Written problem: Repeat each entry exactly and drop the pictures.

(A block of data)
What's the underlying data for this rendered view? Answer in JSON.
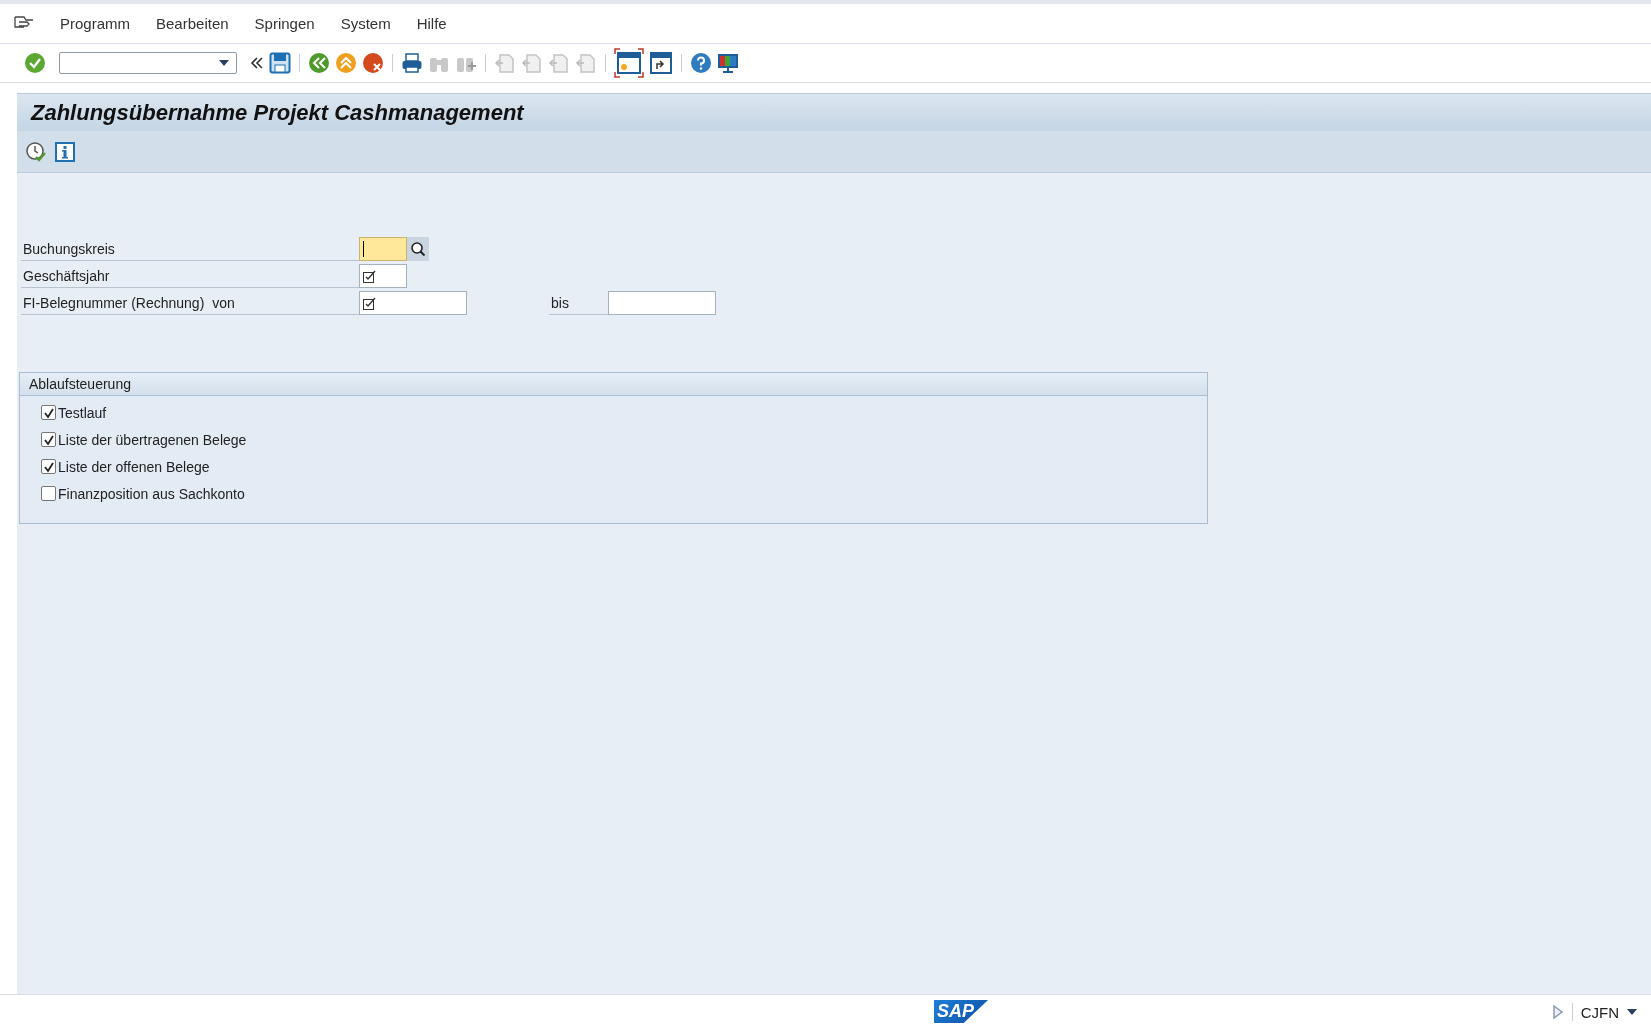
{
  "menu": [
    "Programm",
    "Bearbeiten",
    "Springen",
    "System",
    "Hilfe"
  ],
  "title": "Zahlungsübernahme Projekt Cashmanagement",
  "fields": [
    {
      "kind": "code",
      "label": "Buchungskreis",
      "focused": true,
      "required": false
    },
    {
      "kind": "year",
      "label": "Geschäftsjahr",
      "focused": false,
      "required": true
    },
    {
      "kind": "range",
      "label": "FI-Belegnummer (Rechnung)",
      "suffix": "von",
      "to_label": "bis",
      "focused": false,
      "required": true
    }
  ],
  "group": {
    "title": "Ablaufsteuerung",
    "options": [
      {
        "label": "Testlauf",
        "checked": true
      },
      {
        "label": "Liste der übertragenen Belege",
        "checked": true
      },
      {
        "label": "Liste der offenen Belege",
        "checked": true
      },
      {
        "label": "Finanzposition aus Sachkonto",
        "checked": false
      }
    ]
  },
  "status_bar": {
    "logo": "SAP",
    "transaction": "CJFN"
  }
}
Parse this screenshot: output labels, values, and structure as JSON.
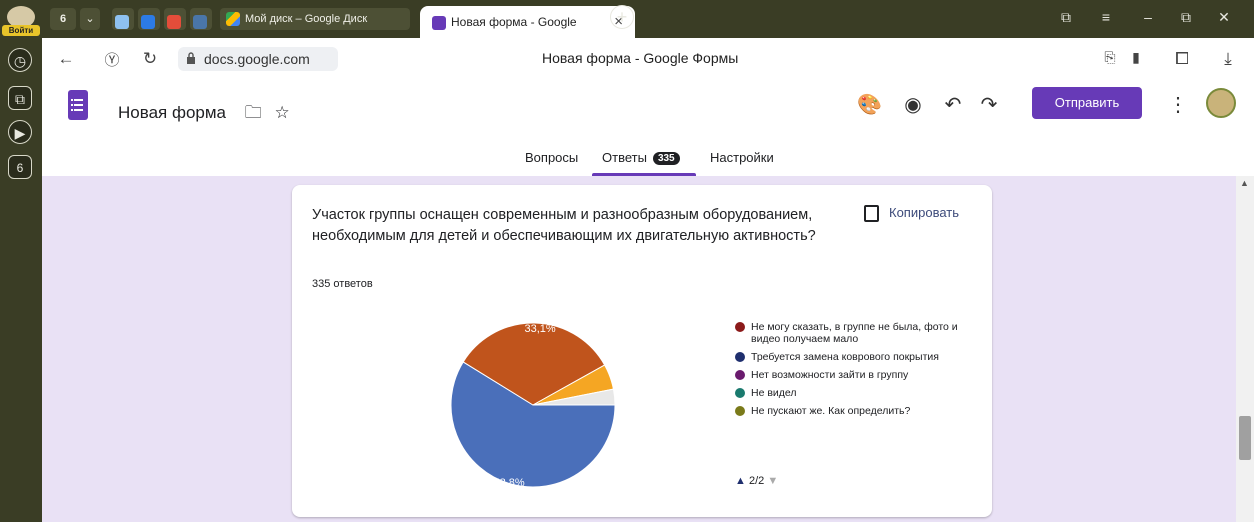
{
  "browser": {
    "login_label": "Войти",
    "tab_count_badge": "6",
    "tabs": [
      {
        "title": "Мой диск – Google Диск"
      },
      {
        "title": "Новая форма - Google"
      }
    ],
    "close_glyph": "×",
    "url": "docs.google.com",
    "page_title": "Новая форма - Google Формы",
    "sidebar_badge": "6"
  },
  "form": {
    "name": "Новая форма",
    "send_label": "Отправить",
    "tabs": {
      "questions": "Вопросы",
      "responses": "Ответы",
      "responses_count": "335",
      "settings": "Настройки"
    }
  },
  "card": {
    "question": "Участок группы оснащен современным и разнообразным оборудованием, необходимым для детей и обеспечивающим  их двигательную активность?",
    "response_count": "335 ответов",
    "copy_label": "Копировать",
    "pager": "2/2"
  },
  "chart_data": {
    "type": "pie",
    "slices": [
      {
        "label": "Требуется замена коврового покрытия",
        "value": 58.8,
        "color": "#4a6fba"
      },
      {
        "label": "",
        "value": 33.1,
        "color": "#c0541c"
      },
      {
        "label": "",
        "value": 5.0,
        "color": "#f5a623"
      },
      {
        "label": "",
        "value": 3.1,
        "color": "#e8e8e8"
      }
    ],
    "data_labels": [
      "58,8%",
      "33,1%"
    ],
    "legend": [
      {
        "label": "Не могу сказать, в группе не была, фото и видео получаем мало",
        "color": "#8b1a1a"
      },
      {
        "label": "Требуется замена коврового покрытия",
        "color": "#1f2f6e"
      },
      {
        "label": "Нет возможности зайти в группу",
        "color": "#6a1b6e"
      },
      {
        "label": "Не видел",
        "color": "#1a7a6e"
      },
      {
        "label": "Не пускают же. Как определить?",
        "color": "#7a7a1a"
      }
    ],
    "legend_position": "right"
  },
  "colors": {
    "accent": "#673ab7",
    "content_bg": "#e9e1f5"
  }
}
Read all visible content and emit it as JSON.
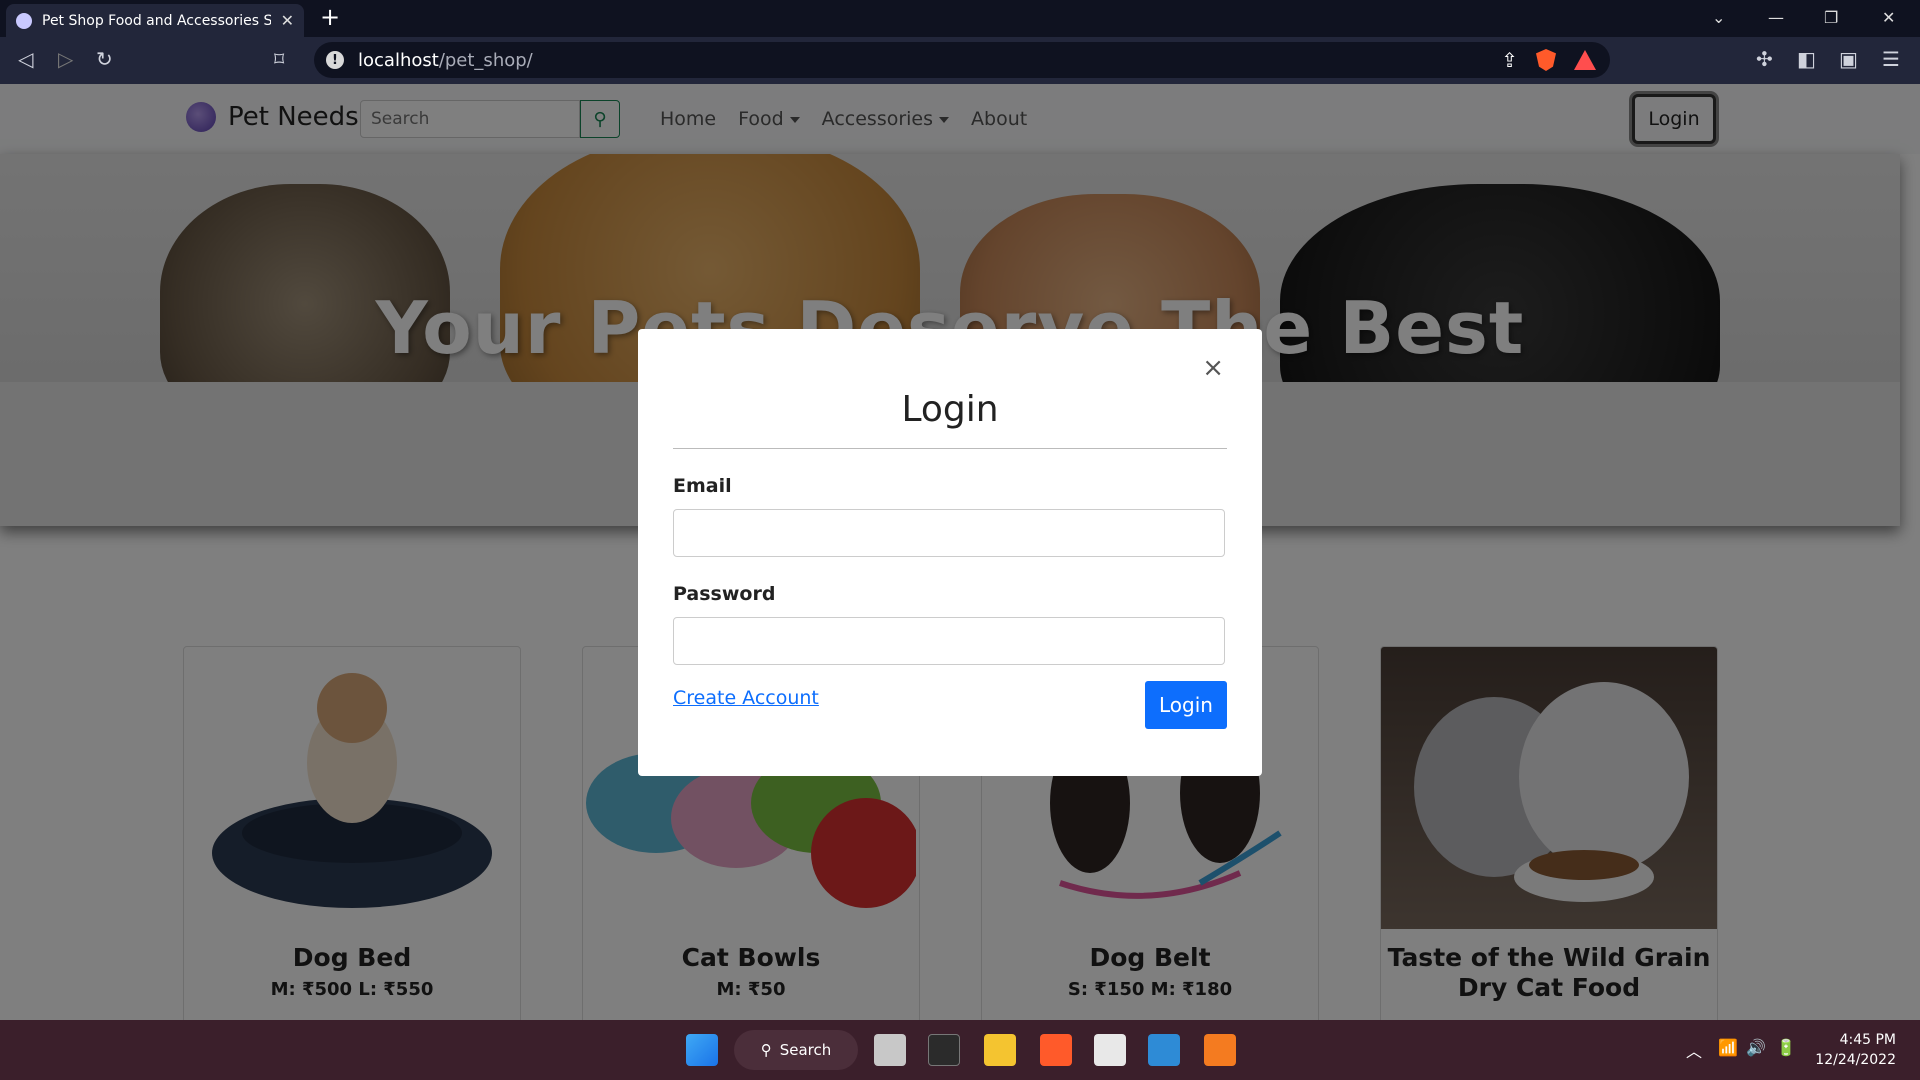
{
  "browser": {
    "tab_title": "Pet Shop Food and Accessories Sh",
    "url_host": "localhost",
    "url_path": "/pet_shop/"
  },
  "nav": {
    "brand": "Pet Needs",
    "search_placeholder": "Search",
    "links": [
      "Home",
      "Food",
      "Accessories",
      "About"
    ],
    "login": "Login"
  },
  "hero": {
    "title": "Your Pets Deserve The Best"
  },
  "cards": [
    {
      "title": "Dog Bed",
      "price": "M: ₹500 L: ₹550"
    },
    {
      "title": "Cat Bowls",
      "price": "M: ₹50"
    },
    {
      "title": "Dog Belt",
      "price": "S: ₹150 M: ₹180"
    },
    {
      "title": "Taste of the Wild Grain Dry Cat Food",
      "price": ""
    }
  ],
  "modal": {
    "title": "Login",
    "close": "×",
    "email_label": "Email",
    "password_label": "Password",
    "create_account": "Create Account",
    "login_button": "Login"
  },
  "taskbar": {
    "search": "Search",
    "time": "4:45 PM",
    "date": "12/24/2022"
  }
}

Response:
What's the underlying data for this rendered view? Answer in JSON.
{
  "menu": [
    "Programm",
    "Bearbeiten",
    "Springen",
    "System",
    "Hilfe"
  ],
  "title": "Zahlungsübernahme Projekt Cashmanagement",
  "fields": [
    {
      "kind": "code",
      "label": "Buchungskreis",
      "focused": true,
      "required": false
    },
    {
      "kind": "year",
      "label": "Geschäftsjahr",
      "focused": false,
      "required": true
    },
    {
      "kind": "range",
      "label": "FI-Belegnummer (Rechnung)",
      "suffix": "von",
      "to_label": "bis",
      "focused": false,
      "required": true
    }
  ],
  "group": {
    "title": "Ablaufsteuerung",
    "options": [
      {
        "label": "Testlauf",
        "checked": true
      },
      {
        "label": "Liste der übertragenen Belege",
        "checked": true
      },
      {
        "label": "Liste der offenen Belege",
        "checked": true
      },
      {
        "label": "Finanzposition aus Sachkonto",
        "checked": false
      }
    ]
  },
  "status_bar": {
    "logo": "SAP",
    "transaction": "CJFN"
  }
}
Parse this screenshot: output labels, values, and structure as JSON.
{
  "browser": {
    "login_label": "Войти",
    "tab_count_badge": "6",
    "tabs": [
      {
        "title": "Мой диск – Google Диск"
      },
      {
        "title": "Новая форма - Google"
      }
    ],
    "close_glyph": "×",
    "url": "docs.google.com",
    "page_title": "Новая форма - Google Формы",
    "sidebar_badge": "6"
  },
  "form": {
    "name": "Новая форма",
    "send_label": "Отправить",
    "tabs": {
      "questions": "Вопросы",
      "responses": "Ответы",
      "responses_count": "335",
      "settings": "Настройки"
    }
  },
  "card": {
    "question": "Участок группы оснащен современным и разнообразным оборудованием, необходимым для детей и обеспечивающим  их двигательную активность?",
    "response_count": "335 ответов",
    "copy_label": "Копировать",
    "pager": "2/2"
  },
  "chart_data": {
    "type": "pie",
    "slices": [
      {
        "label": "Требуется замена коврового покрытия",
        "value": 58.8,
        "color": "#4a6fba"
      },
      {
        "label": "",
        "value": 33.1,
        "color": "#c0541c"
      },
      {
        "label": "",
        "value": 5.0,
        "color": "#f5a623"
      },
      {
        "label": "",
        "value": 3.1,
        "color": "#e8e8e8"
      }
    ],
    "data_labels": [
      "58,8%",
      "33,1%"
    ],
    "legend": [
      {
        "label": "Не могу сказать, в группе не была, фото и видео получаем мало",
        "color": "#8b1a1a"
      },
      {
        "label": "Требуется замена коврового покрытия",
        "color": "#1f2f6e"
      },
      {
        "label": "Нет возможности зайти в группу",
        "color": "#6a1b6e"
      },
      {
        "label": "Не видел",
        "color": "#1a7a6e"
      },
      {
        "label": "Не пускают же. Как определить?",
        "color": "#7a7a1a"
      }
    ],
    "legend_position": "right"
  },
  "colors": {
    "accent": "#673ab7",
    "content_bg": "#e9e1f5"
  }
}
Read all visible content and emit it as JSON.
{
  "browser": {
    "tab_title": "Pet Shop Food and Accessories Sh",
    "url_host": "localhost",
    "url_path": "/pet_shop/"
  },
  "nav": {
    "brand": "Pet Needs",
    "search_placeholder": "Search",
    "links": [
      "Home",
      "Food",
      "Accessories",
      "About"
    ],
    "login": "Login"
  },
  "hero": {
    "title": "Your Pets Deserve The Best"
  },
  "cards": [
    {
      "title": "Dog Bed",
      "price": "M: ₹500 L: ₹550"
    },
    {
      "title": "Cat Bowls",
      "price": "M: ₹50"
    },
    {
      "title": "Dog Belt",
      "price": "S: ₹150 M: ₹180"
    },
    {
      "title": "Taste of the Wild Grain Dry Cat Food",
      "price": ""
    }
  ],
  "modal": {
    "title": "Login",
    "close": "×",
    "email_label": "Email",
    "password_label": "Password",
    "create_account": "Create Account",
    "login_button": "Login"
  },
  "taskbar": {
    "search": "Search",
    "time": "4:45 PM",
    "date": "12/24/2022"
  }
}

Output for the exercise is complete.